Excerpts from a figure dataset
--- --- ---

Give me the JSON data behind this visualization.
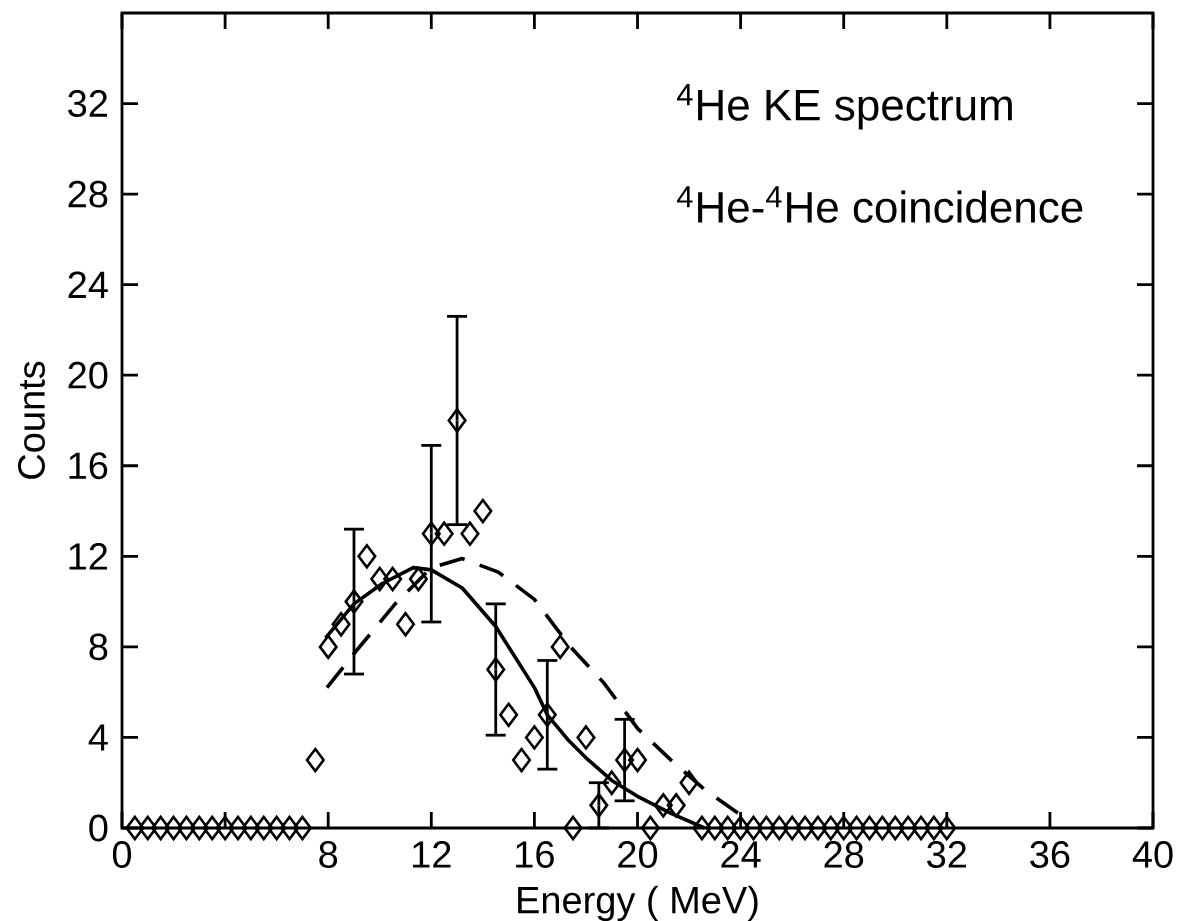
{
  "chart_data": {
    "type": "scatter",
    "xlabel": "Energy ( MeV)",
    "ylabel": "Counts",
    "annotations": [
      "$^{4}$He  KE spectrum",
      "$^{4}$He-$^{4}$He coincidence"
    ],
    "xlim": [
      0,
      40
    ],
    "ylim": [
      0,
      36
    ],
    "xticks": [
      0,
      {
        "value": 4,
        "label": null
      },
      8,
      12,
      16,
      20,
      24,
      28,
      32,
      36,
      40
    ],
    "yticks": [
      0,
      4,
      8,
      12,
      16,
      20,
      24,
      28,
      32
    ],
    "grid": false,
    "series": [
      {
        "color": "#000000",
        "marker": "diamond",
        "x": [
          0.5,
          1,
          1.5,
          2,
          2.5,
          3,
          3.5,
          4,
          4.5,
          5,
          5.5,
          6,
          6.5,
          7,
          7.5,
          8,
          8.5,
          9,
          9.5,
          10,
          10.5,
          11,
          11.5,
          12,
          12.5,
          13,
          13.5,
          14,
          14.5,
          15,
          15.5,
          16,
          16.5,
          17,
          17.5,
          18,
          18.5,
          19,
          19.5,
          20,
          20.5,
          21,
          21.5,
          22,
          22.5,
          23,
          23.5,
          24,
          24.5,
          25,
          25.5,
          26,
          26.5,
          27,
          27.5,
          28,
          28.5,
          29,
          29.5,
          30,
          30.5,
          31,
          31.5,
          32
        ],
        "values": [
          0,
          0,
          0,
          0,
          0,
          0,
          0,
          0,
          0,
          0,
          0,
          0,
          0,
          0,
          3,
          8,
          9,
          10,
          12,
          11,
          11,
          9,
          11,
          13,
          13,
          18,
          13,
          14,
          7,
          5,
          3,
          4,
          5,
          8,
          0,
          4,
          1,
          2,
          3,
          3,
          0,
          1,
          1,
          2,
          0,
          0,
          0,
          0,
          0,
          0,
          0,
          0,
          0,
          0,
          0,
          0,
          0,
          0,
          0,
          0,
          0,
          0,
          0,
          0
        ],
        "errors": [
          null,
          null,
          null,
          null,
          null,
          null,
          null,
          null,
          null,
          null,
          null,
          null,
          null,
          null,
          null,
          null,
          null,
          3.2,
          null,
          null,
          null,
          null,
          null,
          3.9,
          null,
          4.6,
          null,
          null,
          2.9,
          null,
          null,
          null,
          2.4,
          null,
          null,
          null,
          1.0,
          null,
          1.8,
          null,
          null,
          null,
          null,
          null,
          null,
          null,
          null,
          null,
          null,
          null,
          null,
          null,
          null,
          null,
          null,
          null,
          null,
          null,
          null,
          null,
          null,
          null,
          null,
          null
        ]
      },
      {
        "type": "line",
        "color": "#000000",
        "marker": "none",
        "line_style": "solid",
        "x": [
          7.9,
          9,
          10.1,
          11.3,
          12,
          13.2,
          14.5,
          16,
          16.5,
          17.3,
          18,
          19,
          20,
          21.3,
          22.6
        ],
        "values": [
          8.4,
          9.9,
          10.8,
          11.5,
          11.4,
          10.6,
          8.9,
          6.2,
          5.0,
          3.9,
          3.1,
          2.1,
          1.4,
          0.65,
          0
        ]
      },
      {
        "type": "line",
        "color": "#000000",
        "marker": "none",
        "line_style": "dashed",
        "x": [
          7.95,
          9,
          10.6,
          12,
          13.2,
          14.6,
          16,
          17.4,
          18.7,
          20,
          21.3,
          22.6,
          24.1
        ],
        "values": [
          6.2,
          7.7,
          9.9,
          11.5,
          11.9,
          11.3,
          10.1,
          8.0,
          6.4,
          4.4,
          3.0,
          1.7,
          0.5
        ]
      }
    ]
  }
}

--- --- ---

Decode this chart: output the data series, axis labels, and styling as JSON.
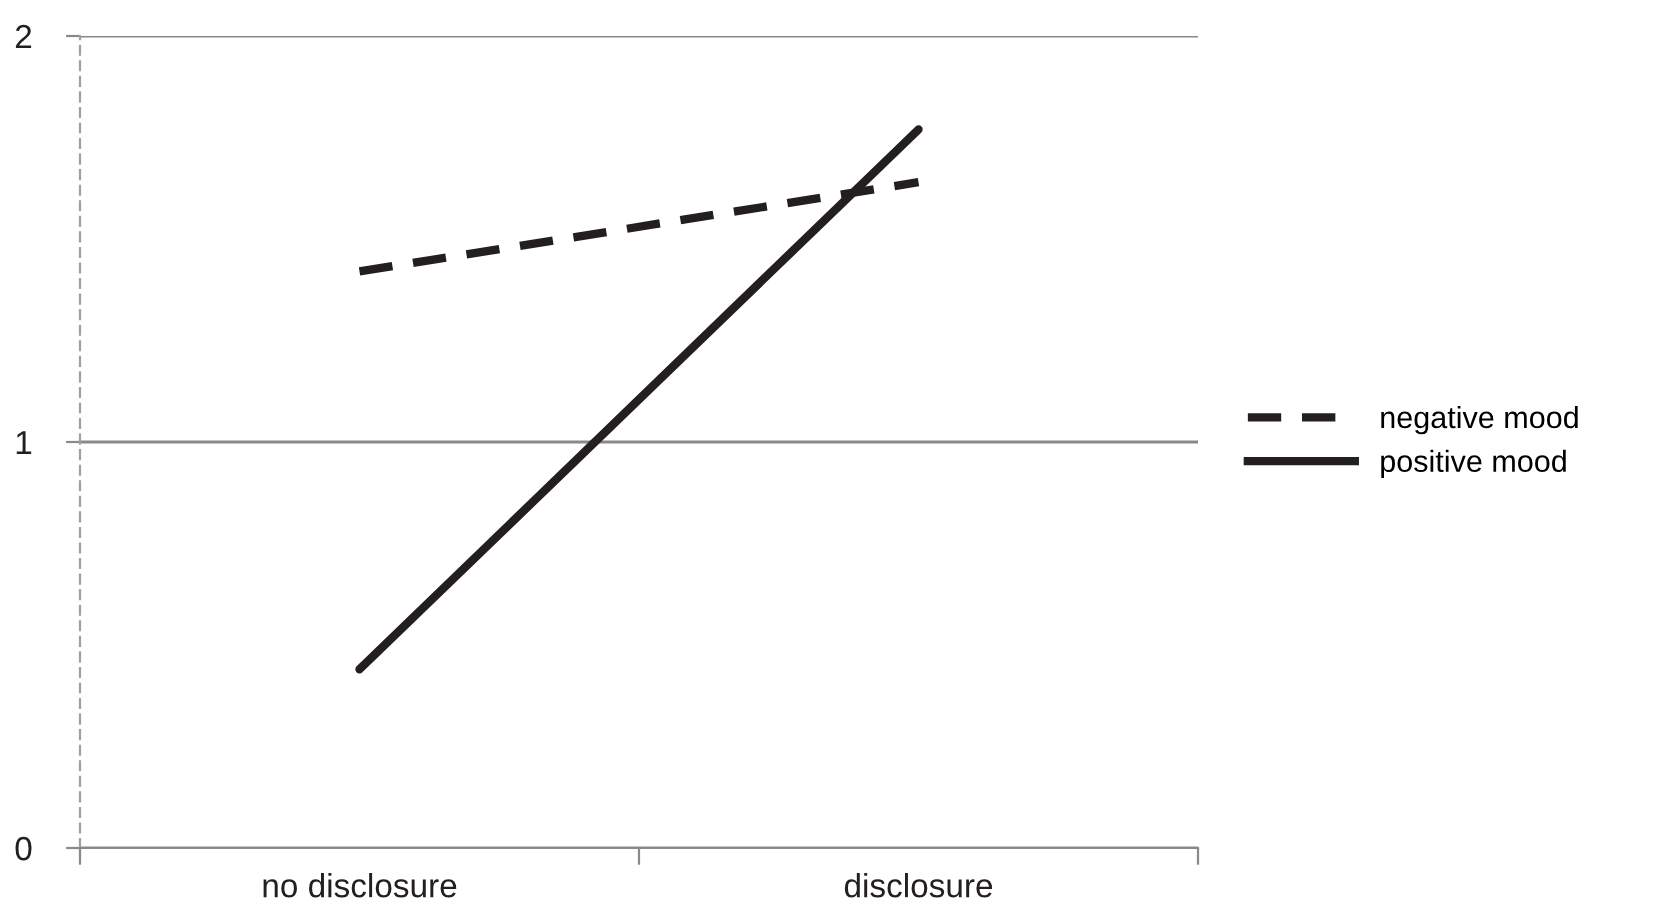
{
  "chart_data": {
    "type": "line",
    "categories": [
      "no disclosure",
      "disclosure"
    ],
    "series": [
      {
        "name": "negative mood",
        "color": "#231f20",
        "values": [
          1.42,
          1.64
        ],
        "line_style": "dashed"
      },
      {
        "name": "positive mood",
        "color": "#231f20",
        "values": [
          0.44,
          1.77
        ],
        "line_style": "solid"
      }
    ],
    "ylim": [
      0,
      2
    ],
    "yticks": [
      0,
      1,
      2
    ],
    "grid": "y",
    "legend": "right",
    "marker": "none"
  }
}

--- --- ---

REQUIREMENTS:
Point out every line holding the string "mood" and copy it.

ANSWER IN FULL:
        "name": "negative mood",
        "name": "positive mood",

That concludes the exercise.